== Entries provided ==

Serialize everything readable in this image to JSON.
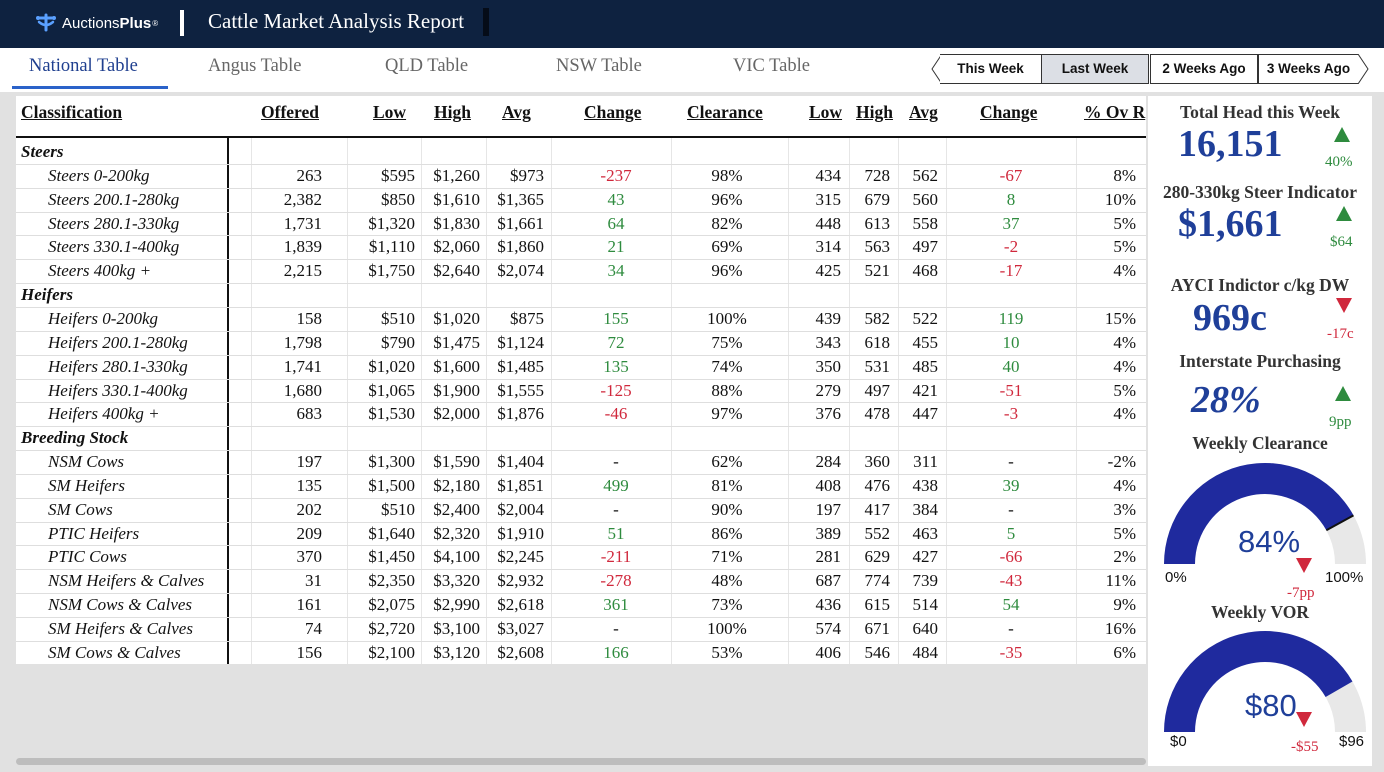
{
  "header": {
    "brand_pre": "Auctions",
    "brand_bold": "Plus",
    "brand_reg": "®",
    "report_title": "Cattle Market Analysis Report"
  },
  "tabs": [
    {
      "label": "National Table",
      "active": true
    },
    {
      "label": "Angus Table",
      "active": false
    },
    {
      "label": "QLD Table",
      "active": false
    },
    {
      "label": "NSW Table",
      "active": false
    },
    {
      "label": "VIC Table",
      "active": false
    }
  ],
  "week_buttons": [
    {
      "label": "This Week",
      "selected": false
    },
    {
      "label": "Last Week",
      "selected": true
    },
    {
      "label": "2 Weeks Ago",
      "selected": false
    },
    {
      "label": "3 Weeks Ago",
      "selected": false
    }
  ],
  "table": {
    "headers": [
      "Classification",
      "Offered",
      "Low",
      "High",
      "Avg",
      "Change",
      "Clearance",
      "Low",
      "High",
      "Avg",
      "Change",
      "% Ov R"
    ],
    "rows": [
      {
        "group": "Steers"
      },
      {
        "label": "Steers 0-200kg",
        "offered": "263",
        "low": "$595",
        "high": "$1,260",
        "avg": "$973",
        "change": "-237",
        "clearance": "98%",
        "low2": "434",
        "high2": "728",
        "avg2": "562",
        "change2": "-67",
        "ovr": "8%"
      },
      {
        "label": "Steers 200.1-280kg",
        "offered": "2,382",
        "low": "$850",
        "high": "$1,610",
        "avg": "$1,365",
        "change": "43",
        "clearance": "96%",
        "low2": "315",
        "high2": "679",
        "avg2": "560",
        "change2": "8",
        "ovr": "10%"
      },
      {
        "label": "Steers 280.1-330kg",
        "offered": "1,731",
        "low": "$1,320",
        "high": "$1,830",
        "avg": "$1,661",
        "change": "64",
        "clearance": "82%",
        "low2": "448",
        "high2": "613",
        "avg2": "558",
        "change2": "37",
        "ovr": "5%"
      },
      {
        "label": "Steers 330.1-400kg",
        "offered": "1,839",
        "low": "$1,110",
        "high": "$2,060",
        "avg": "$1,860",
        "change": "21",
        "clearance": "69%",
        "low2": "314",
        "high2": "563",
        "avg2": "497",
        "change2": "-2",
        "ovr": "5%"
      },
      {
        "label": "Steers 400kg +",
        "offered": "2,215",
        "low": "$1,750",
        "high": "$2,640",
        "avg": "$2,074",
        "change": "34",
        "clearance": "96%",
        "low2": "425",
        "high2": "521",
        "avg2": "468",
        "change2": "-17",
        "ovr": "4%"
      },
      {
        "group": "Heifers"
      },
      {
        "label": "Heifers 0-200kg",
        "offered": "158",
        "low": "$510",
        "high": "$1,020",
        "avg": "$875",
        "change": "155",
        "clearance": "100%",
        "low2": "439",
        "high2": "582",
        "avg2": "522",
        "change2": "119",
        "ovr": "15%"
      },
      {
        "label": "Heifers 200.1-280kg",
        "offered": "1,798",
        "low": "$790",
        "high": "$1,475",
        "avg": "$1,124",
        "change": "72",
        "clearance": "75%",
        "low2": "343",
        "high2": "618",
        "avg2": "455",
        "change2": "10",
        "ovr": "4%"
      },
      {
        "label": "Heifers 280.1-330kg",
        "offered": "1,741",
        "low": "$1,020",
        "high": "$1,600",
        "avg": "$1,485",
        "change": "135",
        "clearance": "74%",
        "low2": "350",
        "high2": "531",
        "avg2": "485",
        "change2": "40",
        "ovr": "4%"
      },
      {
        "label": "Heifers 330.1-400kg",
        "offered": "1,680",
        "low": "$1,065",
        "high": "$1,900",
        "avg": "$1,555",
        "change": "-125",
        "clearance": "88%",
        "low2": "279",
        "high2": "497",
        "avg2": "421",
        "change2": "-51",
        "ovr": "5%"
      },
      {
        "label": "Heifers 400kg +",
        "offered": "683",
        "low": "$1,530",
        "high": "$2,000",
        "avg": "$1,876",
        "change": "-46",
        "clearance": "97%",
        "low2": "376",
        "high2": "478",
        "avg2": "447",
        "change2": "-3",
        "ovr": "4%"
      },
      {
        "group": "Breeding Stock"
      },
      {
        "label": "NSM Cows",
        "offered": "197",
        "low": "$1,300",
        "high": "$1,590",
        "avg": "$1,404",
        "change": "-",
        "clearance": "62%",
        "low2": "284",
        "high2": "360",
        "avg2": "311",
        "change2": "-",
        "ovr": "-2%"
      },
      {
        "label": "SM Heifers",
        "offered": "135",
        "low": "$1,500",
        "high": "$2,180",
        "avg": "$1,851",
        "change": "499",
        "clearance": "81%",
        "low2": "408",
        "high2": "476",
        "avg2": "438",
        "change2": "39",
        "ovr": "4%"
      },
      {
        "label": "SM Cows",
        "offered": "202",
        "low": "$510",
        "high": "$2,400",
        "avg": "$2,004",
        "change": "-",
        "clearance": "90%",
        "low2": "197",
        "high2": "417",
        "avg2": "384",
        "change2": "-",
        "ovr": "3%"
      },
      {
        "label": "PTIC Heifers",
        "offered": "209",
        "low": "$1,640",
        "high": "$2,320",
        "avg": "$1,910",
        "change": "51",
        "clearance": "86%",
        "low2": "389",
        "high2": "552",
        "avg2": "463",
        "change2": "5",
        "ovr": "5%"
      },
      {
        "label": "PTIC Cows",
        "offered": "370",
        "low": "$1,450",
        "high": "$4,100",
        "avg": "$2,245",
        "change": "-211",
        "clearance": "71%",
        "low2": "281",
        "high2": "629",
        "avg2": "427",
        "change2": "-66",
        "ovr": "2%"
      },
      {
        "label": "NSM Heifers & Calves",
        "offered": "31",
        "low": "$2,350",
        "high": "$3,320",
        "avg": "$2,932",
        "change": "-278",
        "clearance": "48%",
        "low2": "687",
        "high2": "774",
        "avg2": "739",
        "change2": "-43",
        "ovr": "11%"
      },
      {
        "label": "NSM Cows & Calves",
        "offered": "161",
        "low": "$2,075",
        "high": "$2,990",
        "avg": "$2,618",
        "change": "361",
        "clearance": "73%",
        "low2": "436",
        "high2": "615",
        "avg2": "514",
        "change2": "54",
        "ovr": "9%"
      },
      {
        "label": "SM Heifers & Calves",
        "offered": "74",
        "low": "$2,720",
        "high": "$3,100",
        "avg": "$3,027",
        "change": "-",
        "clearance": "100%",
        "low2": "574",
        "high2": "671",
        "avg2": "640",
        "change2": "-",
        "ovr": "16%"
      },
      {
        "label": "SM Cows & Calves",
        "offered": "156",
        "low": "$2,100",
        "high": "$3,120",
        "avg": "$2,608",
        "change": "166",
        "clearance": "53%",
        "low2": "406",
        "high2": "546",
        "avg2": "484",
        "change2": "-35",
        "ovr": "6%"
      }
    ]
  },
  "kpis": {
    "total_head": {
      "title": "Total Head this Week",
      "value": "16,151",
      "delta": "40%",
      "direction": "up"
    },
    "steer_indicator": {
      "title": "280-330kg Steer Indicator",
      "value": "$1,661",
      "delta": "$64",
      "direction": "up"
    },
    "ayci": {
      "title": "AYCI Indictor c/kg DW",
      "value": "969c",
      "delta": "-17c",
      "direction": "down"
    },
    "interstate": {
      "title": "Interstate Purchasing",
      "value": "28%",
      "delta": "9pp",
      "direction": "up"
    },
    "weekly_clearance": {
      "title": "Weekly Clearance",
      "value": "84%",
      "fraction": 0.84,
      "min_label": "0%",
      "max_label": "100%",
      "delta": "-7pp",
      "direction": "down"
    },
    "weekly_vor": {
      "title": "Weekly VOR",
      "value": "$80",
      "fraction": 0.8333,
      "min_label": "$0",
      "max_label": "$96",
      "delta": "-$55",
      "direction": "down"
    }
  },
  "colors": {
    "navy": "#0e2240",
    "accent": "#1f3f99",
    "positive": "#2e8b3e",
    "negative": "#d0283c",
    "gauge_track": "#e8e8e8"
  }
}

===

> _Directive_
From the records above, report the count of lines containing "Cows" and nothing more.

> _Solution to the problem_
5